Aide en Philo

L'homme injuste peut-il être heureux ?

Extrait du document

« L'homme injuste peut-il parvenir au bonheur, ou sa conscience morale l'en empêche-t-elle nécessairement ? Le bonheur est-il indépendant de la vertu ? Pour Platon, un homme injuste est nécessairement malheureux, même s'il ne le sait pas.

Il est malheureux parce qu'il croit faire ce qu'il veut, mais il se trompe.

Ce qu'il veut, c'est, comme tous les hommes, le Bien qui est aussi le Juste.

Seulement, l'idée qu'il se fait du bien est erronée (par exemple, un homme injuste en affaires qui croit que le bien consiste à avoir le plus d'argent possible, quitte à léser les autres). Autrement dit, il se fait une fausse idée du bonheur ; il croit être heureux avec tout l'argent qu'il a amassé, mais en fait, il est malheureux, car le bonheur consiste en autre chose.

Le ressort ici est l'identification du Bien (ou du juste) et du Bonheur ou du bon.

Ce n'est donc pas parce qu'il se sent coupable que l'homme injuste ne peut pas être heureux, c'est parce que le bonheur a une définition réelle et objective, et qu'il ne cherche pas réellement le bonheur par son acte.

Le Bonheur est à chercher dans la vie droite et juste.

Depuis Platon s'est développée une définition subjective du bonheur ; on pense que le Bien (le Juste, la Vertu) n'implique pas du tout le Bon ou le bonheur — on peut passer sa vie à être juste et être toujours malheureux.

* [Informations extraites]
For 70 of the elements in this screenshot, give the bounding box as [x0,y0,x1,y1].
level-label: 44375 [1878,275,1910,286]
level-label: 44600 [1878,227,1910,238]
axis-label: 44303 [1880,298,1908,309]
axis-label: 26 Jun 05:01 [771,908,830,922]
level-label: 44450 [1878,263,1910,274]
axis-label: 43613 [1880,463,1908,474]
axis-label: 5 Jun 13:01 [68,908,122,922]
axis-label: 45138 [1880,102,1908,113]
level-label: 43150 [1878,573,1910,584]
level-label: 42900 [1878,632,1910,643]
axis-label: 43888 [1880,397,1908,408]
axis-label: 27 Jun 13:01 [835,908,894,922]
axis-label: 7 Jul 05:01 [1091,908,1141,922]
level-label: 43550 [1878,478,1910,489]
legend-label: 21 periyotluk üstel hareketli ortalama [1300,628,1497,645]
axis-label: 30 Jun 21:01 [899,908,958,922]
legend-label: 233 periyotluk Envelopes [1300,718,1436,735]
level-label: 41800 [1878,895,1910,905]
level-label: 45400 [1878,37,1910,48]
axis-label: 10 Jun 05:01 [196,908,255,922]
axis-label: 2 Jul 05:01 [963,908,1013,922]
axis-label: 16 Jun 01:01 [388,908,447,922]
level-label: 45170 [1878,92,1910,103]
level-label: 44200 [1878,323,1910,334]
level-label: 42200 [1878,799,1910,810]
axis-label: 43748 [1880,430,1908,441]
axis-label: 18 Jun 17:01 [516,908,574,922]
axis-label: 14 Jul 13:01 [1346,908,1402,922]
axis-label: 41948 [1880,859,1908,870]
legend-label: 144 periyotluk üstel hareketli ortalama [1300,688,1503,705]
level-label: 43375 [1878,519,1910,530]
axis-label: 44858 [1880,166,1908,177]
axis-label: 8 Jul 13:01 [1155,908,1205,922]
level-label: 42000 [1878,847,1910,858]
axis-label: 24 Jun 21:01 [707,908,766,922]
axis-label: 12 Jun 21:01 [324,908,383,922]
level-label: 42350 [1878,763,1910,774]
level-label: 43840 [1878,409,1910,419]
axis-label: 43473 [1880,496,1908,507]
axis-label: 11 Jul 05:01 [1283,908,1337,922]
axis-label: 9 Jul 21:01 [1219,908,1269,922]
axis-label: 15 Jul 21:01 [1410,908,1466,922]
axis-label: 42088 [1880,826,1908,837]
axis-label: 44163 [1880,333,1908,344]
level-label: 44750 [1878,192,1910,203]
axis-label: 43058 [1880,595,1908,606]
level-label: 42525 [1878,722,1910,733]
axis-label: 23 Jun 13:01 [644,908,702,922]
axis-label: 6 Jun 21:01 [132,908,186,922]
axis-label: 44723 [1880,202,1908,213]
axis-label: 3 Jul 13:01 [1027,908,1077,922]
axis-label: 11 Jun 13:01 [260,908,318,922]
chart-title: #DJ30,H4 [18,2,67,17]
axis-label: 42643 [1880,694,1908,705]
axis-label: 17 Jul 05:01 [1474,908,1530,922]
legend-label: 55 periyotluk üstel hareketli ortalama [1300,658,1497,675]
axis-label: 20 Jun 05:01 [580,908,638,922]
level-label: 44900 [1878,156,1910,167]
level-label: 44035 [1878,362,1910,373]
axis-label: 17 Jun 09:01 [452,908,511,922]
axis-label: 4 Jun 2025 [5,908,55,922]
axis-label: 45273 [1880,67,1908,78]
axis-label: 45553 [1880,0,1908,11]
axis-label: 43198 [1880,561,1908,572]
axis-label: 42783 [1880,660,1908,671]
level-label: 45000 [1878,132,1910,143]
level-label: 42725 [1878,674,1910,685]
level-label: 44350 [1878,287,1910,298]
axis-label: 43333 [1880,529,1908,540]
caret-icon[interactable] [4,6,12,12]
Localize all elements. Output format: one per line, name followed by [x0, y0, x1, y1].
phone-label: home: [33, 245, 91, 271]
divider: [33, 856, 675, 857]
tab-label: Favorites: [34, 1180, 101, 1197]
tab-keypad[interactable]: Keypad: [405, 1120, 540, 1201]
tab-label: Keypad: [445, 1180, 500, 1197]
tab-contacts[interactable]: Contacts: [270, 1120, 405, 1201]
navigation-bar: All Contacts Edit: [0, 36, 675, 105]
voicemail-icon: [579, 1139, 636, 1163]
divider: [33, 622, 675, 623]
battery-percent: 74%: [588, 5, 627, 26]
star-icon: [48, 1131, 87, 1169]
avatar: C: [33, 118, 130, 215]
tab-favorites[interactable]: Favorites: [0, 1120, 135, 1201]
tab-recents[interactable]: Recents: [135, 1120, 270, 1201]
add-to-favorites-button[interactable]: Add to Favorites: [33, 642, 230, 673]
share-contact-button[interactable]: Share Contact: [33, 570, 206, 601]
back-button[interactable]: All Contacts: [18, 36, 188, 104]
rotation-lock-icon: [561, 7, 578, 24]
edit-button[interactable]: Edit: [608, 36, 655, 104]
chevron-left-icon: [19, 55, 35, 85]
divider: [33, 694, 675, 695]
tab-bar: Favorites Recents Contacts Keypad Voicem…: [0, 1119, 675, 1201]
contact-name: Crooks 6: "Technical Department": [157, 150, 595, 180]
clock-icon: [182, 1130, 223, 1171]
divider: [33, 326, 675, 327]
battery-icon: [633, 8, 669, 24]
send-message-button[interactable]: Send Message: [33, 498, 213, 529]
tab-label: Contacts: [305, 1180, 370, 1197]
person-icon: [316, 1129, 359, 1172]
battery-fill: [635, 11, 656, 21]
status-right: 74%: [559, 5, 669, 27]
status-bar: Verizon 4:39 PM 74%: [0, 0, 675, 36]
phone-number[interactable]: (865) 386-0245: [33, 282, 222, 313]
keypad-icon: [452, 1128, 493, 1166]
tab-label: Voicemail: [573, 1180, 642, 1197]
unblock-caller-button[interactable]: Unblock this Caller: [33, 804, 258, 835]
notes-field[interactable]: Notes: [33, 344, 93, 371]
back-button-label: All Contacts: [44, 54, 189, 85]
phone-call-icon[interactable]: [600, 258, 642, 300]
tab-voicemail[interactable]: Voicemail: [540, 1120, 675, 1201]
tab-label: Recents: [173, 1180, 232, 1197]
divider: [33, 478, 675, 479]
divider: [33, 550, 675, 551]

* [Consignes à suivre]
**1)** Pour chacune des affirmations suivantes, dites si elle concorde avec le texte sur l'homme injuste, puis répondez par oui ou par non en citant les mots décisifs du texte.
(a) Pour Platon, l'homme injuste est malheureux parce qu'il se sent coupable.
(b) Selon Platon, un homme injuste peut être malheureux sans le savoir.
(c) Selon la définition subjective apparue depuis Platon, on peut être juste toute sa vie et rester malheureux.
**2)** Veuillez réécrire le passage du texte sur l'homme injuste qui va de "Aide en Philo" jusqu'à "le sait pas.", en remplaçant "Platon" par "Socrate".
**3)** D'après le texte sur l'homme injuste, où faut-il chercher le Bonheur ?
Ce matériel provient d'une autre source.

* [Réponses par consigne]
**1)**
(a) Non : « Ce n'est donc pas parce qu'il se sent coupable que l'homme injuste ne peut pas être heureux »
(b) Oui : « un homme injuste est nécessairement malheureux, même s'il ne le sait pas »
(c) Oui : « on peut passer sa vie à être juste et être toujours malheureux »

**2)**
Aide en Philo

L'homme injuste peut-il être heureux ?

Extrait du document

« L'homme injuste peut-il parvenir au bonheur, ou sa conscience morale l'en empêche-t-elle nécessairement ? Le bonheur est-il indépendant de la vertu ? Pour Socrate, un homme injuste est nécessairement malheureux, même s'il ne le sait pas.

**3)** Dans la vie droite et juste.